■ **EXTRAIT FOURNI**:
Grande nouvelle en ce jeudi 3 octobre 2013, sur tous les médias. Geneviève Fioraso, la ministre de l’enseignement supérieur et de la recherche (sans oublier l’espace) a présenté son projet France Université Numérique, dont l’objectif est de mettre, d’ici 2017, 20 % des cours universitaires en ligne.

Notre ministre, qui prêche pourtant si bien en faveur de la place de l’anglais dans nos universités, n’a sans doute pas pris garde que l’acronyme choisi pour France Université Numérique qui est FUN, est parfaitement adapté au comique de cette prétendue innovation, mais risque d’entraîner de fort mauvais jeu de mots dans le monde anglophone qui ne manquera pas, lui, de trouver ce projet "funny" (à l’intention du cabinet de la ministre = drôle, comique, curieux) !

■ **INFORMATIONS AFFICHÉES**:
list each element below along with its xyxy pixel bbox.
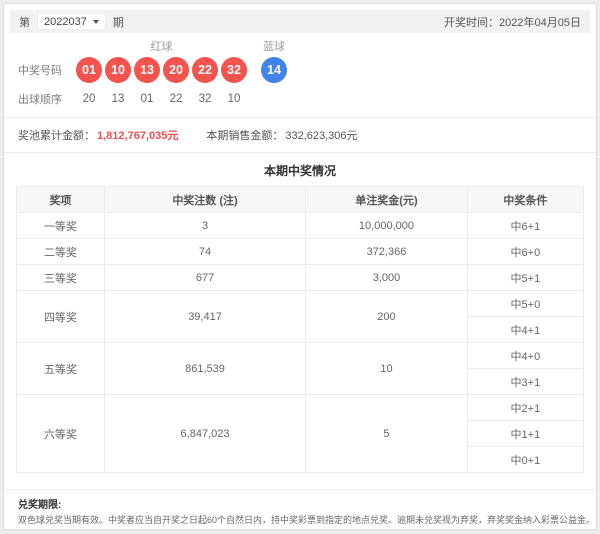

■ **ÉNONCÉ PROPOSÉ 1**:
Répondez à ces questions sur l'extrait consacré à France Université Numérique :
(a) Quel jour la ministre a-t-elle présenté son projet ?
(b) Quelle part des cours universitaires le projet veut-il mettre en ligne, et pour quelle échéance ?
(c) Quel acronyme a été choisi pour France Université Numérique ?
■ **ÉNONCÉ PROPOSÉ 2**: Résumez en deux phrases l'extrait sur France Université Numérique.
■ **ÉNONCÉ PROPOSÉ 3**: Dans l'extrait sur France Université Numérique, renvoyez sans rien changer le passage qui s'ouvre sur les mots contenant "Notre ministre, qui" et se ferme sur "drôle, comique, curieux) !".

■ **RÉSULTAT OBTENU 1**:
(a) Le jeudi 3 octobre 2013.
(b) 20 % des cours universitaires, d'ici 2017.
(c) FUN.

■ **RÉSULTAT OBTENU 2**: Le jeudi 3 octobre 2013, la ministre de l'enseignement supérieur et de la recherche, Geneviève Fioraso, a présenté le projet France Université Numérique, qui vise à mettre en ligne 20 % des cours universitaires d'ici 2017. Le texte se moque de l'acronyme FUN, jugé bien adapté au comique de cette prétendue innovation et propre à faire trouver le projet « funny » dans le monde anglophone.

■ **RÉSULTAT OBTENU 3**:
Notre ministre, qui prêche pourtant si bien en faveur de la place de l’anglais dans nos universités, n’a sans doute pas pris garde que l’acronyme choisi pour France Université Numérique qui est FUN, est parfaitement adapté au comique de cette prétendue innovation, mais risque d’entraîner de fort mauvais jeu de mots dans le monde anglophone qui ne manquera pas, lui, de trouver ce projet "funny" (à l’intention du cabinet de la ministre = drôle, comique, curieux) !